#### [AIM]
Gather all lines containing the string "title" and copy them out.

#### [THE DATA]
------------------------

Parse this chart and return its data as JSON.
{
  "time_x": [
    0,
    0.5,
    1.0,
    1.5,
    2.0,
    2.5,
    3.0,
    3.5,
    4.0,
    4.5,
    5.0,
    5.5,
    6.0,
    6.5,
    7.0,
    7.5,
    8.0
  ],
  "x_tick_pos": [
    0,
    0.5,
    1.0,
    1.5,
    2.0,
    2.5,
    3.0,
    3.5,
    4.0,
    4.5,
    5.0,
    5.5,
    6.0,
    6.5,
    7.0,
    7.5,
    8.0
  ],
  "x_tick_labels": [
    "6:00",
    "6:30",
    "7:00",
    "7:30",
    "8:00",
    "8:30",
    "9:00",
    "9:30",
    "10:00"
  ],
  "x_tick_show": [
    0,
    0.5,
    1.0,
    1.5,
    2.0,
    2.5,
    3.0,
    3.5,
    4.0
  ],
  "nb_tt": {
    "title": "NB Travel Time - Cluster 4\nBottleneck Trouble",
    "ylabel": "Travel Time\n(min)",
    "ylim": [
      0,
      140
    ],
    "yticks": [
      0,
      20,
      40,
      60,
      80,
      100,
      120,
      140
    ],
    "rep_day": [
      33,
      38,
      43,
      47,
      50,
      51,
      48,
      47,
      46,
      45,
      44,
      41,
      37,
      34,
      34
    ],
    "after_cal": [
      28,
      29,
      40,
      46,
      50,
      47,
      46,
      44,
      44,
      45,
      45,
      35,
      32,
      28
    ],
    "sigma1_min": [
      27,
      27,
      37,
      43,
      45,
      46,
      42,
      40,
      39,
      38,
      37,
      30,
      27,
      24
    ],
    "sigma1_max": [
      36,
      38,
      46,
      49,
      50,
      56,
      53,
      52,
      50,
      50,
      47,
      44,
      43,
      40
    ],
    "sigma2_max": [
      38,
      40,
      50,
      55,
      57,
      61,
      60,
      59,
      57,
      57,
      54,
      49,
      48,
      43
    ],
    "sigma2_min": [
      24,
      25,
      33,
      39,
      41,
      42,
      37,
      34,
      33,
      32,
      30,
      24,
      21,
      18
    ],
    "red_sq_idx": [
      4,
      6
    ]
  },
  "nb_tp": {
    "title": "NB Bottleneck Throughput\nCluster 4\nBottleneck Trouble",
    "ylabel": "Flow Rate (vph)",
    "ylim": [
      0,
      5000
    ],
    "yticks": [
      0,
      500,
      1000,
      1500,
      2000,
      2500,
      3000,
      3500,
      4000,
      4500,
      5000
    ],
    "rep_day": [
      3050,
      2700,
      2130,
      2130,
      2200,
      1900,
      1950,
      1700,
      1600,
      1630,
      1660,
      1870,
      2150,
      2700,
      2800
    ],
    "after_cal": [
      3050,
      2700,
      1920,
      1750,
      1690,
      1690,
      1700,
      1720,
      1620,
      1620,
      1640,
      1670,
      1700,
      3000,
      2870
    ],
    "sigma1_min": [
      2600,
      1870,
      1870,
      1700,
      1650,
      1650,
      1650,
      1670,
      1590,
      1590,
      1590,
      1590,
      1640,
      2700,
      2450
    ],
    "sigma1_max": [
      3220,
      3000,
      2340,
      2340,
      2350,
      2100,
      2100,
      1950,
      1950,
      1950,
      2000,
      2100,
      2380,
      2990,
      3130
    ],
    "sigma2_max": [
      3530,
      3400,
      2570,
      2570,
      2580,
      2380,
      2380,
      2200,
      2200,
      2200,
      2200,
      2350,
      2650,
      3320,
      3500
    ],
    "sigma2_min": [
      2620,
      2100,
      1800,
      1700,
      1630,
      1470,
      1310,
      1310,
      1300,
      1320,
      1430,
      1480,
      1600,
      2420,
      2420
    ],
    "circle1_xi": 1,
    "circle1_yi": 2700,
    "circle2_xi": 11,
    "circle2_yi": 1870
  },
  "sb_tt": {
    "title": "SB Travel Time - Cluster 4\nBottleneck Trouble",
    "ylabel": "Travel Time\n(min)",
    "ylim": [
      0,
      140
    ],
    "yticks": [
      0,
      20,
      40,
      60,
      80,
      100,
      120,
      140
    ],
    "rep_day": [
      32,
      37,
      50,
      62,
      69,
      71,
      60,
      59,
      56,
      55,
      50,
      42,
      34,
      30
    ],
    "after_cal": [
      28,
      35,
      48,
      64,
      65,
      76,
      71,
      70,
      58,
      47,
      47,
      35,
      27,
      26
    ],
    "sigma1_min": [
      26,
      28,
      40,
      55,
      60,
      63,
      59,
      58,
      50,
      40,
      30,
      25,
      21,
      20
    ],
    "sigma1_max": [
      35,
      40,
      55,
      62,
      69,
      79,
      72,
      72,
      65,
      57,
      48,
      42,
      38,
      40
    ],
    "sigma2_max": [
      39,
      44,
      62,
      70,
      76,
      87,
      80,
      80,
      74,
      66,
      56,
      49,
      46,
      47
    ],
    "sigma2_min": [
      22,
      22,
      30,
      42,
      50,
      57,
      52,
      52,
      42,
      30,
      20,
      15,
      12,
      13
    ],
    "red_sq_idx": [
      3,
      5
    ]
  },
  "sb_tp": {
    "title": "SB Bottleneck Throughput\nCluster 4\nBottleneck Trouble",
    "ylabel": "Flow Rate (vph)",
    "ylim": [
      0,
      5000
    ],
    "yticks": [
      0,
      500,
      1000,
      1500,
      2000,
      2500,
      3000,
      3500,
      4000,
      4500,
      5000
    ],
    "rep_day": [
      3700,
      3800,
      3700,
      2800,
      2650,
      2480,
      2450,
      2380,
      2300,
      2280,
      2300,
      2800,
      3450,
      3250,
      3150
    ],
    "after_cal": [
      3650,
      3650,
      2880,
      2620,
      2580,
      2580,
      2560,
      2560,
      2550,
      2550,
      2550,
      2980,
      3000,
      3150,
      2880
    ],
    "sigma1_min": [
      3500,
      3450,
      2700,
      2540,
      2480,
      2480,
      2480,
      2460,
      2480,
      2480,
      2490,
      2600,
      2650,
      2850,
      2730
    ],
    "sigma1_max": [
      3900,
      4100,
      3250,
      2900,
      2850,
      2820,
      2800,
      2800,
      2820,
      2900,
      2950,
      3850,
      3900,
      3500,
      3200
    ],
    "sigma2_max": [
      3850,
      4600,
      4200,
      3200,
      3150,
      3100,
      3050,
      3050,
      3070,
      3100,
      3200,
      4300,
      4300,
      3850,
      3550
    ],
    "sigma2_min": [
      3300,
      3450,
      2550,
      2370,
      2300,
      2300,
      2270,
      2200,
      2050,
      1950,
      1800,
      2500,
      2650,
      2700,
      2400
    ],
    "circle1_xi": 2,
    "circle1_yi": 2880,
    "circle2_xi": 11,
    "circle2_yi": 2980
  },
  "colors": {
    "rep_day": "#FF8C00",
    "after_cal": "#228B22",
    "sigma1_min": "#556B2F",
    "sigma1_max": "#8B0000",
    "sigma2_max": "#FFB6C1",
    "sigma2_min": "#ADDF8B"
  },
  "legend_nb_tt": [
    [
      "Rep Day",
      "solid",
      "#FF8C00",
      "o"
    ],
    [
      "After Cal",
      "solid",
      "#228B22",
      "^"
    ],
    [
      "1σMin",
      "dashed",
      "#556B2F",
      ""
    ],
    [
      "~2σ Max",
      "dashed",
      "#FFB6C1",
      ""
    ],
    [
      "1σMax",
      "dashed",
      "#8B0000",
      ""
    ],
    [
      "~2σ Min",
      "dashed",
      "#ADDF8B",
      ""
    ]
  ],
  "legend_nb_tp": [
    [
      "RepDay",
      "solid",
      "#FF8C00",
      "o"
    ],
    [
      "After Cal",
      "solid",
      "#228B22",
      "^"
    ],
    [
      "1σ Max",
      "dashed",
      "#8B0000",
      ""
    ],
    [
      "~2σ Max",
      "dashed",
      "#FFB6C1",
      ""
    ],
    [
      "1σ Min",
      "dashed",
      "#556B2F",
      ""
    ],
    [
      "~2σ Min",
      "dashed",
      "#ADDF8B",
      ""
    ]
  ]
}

------------------------

#### [WRITTEN ANSWER]
    "title": "NB Travel Time - Cluster 4\nBottleneck Trouble",
    "title": "NB Bottleneck Throughput\nCluster 4\nBottleneck Trouble",
    "title": "SB Travel Time - Cluster 4\nBottleneck Trouble",
    "title": "SB Bottleneck Throughput\nCluster 4\nBottleneck Trouble",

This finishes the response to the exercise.